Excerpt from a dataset
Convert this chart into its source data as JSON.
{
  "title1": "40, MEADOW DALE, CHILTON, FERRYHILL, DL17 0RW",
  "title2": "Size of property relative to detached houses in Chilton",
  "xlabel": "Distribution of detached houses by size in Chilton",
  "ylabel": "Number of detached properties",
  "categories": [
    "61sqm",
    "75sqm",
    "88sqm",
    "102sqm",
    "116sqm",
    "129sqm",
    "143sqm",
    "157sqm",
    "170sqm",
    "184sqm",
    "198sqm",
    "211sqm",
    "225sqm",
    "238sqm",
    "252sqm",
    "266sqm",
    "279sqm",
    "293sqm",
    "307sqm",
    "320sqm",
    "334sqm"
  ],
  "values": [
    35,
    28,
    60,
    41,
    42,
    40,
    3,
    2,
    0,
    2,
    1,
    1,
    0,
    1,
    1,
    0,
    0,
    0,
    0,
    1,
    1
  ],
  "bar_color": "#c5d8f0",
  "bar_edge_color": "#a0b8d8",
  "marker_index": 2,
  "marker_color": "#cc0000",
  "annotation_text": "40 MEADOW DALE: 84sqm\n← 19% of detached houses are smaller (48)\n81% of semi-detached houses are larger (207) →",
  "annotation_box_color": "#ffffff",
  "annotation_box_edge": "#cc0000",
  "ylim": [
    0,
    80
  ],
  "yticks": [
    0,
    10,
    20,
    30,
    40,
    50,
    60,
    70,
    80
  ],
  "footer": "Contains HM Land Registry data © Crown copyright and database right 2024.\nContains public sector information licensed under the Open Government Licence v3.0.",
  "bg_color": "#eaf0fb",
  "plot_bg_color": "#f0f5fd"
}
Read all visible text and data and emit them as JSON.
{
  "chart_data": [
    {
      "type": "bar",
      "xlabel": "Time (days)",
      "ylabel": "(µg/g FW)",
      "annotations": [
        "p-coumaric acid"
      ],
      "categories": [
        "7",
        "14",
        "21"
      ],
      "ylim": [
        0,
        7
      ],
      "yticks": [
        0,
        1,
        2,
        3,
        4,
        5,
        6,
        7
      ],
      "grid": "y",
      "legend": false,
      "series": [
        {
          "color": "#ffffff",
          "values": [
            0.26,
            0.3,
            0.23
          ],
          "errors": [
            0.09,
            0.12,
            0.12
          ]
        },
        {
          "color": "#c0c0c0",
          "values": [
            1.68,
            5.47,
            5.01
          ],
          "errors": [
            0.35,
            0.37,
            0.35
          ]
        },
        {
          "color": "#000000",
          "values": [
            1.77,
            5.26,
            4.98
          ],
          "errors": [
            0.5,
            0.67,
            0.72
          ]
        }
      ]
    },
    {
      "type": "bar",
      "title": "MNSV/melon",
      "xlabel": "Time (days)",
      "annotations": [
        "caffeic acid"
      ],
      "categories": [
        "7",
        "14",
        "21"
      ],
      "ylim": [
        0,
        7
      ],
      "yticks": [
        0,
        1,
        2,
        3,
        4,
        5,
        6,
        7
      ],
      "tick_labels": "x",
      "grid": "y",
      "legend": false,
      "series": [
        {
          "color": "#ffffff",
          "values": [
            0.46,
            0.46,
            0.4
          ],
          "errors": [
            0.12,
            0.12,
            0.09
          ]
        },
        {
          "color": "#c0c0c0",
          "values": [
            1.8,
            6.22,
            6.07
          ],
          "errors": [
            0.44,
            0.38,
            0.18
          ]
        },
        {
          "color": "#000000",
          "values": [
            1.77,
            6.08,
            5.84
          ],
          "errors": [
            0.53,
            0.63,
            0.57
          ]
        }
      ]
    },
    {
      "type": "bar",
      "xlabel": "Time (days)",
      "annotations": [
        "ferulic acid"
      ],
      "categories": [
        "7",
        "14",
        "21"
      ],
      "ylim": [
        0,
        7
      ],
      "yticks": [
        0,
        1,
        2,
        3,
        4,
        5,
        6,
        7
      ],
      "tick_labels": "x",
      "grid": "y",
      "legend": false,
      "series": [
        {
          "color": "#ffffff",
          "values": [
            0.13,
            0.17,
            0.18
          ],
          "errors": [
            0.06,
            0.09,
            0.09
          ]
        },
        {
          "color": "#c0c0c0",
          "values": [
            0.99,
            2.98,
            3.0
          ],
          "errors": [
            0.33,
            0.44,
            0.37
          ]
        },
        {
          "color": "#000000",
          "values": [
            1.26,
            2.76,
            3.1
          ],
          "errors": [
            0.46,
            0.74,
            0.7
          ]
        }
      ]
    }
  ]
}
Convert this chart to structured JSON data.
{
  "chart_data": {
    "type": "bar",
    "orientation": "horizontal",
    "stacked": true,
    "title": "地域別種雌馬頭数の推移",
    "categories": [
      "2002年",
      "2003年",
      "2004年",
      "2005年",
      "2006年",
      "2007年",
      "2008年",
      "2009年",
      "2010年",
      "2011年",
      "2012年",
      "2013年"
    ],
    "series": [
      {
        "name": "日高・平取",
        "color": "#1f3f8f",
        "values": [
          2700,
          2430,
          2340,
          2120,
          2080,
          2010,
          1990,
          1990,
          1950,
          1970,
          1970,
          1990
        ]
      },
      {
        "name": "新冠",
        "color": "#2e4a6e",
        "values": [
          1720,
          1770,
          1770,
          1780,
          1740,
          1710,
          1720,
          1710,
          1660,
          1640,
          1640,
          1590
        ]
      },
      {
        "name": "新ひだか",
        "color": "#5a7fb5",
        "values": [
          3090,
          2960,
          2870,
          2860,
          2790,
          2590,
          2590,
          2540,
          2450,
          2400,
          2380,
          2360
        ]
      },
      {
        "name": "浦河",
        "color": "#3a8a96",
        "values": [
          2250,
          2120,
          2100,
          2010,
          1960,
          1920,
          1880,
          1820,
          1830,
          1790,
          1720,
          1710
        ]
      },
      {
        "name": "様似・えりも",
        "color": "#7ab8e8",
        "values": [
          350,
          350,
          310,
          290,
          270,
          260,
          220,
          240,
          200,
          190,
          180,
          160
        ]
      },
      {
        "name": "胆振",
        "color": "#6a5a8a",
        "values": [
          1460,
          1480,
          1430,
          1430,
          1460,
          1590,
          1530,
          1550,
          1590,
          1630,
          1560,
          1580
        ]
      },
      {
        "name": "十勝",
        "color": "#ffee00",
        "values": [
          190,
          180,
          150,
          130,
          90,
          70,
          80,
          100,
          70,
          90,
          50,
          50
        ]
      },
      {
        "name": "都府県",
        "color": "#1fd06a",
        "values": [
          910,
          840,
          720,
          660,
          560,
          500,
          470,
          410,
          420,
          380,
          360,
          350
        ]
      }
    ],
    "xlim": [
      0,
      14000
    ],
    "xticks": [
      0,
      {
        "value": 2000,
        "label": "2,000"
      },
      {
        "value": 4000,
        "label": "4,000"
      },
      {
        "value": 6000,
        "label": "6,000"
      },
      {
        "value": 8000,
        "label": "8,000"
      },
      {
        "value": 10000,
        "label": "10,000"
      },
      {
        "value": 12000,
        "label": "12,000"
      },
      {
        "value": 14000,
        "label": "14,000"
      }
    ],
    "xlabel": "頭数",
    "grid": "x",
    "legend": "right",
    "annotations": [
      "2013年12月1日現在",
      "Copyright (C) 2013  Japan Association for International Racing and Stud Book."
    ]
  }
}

• **WHAT TO WORK ON**
All lines above with "ylabel" in them should be returned.

• **EXPECTED ANSWER**
  "ylabel": "Number of detached properties",
      "ylabel": "(µg/g FW)",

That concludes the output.